⟨
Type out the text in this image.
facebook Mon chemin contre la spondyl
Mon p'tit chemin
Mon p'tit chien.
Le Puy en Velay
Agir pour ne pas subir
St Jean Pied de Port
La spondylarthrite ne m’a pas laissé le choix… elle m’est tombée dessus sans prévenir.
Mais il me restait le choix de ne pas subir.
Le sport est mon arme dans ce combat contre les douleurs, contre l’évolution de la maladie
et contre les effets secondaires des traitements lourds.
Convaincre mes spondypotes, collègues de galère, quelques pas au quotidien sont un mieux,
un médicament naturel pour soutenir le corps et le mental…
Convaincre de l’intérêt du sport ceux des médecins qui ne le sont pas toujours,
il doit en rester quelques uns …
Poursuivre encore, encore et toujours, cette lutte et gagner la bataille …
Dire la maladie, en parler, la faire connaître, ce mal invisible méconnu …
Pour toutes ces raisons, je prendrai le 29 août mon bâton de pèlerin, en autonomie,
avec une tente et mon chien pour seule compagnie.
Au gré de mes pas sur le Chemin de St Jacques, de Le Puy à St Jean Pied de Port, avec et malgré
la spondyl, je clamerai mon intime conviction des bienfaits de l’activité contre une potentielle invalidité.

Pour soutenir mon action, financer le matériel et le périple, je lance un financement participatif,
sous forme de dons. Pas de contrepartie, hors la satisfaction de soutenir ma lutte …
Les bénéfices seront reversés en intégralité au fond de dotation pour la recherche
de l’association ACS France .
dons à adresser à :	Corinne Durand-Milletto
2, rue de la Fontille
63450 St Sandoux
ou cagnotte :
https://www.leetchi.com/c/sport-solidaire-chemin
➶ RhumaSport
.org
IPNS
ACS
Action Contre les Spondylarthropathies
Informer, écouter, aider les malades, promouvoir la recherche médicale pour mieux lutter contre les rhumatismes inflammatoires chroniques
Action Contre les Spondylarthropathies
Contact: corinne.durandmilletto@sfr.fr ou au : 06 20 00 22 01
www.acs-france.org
⟩
## Given exercise
Please give back all of the records exactly as written.

## Exercise solution
Type out the text in this image.
facebook Mon chemin contre la spondyl
Mon p'tit chemin
Mon p'tit chien.
Le Puy en Velay
Agir pour ne pas subir
St Jean Pied de Port
La spondylarthrite ne m’a pas laissé le choix… elle m’est tombée dessus sans prévenir.
Mais il me restait le choix de ne pas subir.
Le sport est mon arme dans ce combat contre les douleurs, contre l’évolution de la maladie
et contre les effets secondaires des traitements lourds.
Convaincre mes spondypotes, collègues de galère, quelques pas au quotidien sont un mieux,
un médicament naturel pour soutenir le corps et le mental…
Convaincre de l’intérêt du sport ceux des médecins qui ne le sont pas toujours,
il doit en rester quelques uns …
Poursuivre encore, encore et toujours, cette lutte et gagner la bataille …
Dire la maladie, en parler, la faire connaître, ce mal invisible méconnu …
Pour toutes ces raisons, je prendrai le 29 août mon bâton de pèlerin, en autonomie,
avec une tente et mon chien pour seule compagnie.
Au gré de mes pas sur le Chemin de St Jacques, de Le Puy à St Jean Pied de Port, avec et malgré
la spondyl, je clamerai mon intime conviction des bienfaits de l’activité contre une potentielle invalidité.

Pour soutenir mon action, financer le matériel et le périple, je lance un financement participatif,
sous forme de dons. Pas de contrepartie, hors la satisfaction de soutenir ma lutte …
Les bénéfices seront reversés en intégralité au fond de dotation pour la recherche
de l’association ACS France .
dons à adresser à :	Corinne Durand-Milletto
2, rue de la Fontille
63450 St Sandoux
ou cagnotte :
https://www.leetchi.com/c/sport-solidaire-chemin
➶ RhumaSport
.org
IPNS
ACS
Action Contre les Spondylarthropathies
Informer, écouter, aider les malades, promouvoir la recherche médicale pour mieux lutter contre les rhumatismes inflammatoires chroniques
Action Contre les Spondylarthropathies
Contact: corinne.durandmilletto@sfr.fr ou au : 06 20 00 22 01
www.acs-france.org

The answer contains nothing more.